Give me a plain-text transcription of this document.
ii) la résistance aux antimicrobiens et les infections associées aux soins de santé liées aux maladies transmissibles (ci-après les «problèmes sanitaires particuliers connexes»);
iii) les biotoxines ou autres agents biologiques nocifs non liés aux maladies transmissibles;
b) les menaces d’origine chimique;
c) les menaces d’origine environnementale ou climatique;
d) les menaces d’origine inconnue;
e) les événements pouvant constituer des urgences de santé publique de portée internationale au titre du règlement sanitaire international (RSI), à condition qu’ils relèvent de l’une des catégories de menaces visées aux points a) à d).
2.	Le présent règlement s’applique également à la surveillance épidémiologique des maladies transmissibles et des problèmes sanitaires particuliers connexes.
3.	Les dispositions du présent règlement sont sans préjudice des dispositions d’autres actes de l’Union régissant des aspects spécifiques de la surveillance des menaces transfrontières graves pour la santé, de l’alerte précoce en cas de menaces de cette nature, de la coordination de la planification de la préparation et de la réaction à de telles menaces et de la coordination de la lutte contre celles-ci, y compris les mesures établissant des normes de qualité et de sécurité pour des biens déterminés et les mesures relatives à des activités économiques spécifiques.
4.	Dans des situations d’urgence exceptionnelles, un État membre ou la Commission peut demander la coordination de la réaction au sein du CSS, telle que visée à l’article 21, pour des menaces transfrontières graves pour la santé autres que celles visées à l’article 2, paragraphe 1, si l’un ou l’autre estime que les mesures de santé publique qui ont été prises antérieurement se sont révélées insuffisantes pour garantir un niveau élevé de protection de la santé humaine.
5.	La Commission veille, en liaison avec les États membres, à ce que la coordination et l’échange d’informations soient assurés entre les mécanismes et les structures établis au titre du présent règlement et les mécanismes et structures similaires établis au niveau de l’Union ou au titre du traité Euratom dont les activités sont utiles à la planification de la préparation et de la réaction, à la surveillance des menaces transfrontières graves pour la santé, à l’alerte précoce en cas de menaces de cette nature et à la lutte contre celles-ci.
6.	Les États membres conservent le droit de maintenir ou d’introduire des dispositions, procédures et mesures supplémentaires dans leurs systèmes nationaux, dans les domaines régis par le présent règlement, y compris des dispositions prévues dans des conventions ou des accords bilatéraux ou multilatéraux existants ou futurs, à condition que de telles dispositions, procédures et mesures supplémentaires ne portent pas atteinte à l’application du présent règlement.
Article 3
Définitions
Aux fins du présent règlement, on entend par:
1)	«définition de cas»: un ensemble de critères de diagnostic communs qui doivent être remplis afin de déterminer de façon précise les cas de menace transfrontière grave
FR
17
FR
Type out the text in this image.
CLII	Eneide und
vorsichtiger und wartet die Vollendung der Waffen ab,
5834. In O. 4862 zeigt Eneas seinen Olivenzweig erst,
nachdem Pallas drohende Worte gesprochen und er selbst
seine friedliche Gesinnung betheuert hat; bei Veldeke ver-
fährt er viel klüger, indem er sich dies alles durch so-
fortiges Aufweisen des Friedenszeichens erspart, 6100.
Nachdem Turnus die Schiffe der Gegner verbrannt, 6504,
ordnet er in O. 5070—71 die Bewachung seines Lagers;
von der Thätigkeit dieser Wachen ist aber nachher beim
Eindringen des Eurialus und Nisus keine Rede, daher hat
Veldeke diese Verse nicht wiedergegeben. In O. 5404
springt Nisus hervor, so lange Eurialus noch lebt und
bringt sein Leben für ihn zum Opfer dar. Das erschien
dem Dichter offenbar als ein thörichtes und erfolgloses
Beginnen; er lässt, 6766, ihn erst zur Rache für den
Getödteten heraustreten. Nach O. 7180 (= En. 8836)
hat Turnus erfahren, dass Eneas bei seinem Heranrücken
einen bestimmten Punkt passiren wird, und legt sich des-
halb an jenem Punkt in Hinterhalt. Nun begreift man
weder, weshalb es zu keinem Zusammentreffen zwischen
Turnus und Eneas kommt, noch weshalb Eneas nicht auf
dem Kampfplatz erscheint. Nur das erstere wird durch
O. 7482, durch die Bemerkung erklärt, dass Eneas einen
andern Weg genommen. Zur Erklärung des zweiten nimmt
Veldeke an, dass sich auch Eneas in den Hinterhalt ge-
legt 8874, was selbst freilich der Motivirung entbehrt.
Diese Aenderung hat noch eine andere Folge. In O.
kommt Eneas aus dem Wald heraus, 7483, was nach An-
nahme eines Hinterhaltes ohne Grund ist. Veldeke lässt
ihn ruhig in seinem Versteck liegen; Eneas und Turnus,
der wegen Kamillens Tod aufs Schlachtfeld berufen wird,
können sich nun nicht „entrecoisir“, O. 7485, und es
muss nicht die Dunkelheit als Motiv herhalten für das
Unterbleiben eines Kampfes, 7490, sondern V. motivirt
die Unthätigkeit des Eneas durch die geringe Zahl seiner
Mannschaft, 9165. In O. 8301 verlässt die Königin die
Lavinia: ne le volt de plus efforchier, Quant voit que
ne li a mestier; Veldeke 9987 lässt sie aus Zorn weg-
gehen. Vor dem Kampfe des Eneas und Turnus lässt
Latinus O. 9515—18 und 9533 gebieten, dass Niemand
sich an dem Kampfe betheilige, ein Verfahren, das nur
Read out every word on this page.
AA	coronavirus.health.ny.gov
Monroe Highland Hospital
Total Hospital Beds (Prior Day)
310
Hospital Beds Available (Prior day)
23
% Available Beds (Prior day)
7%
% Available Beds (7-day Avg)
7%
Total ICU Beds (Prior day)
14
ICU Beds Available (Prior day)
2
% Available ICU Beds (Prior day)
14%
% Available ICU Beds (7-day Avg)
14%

........

**Work to complete**
Print exactly the lines of the records from the one containing "Read out every word on this page." through the end, and nothing besides them.

**Exercise output**
Read out every word on this page.
AA	coronavirus.health.ny.gov
Monroe Highland Hospital
Total Hospital Beds (Prior Day)
310
Hospital Beds Available (Prior day)
23
% Available Beds (Prior day)
7%
% Available Beds (7-day Avg)
7%
Total ICU Beds (Prior day)
14
ICU Beds Available (Prior day)
2
% Available ICU Beds (Prior day)
14%
% Available ICU Beds (7-day Avg)
14%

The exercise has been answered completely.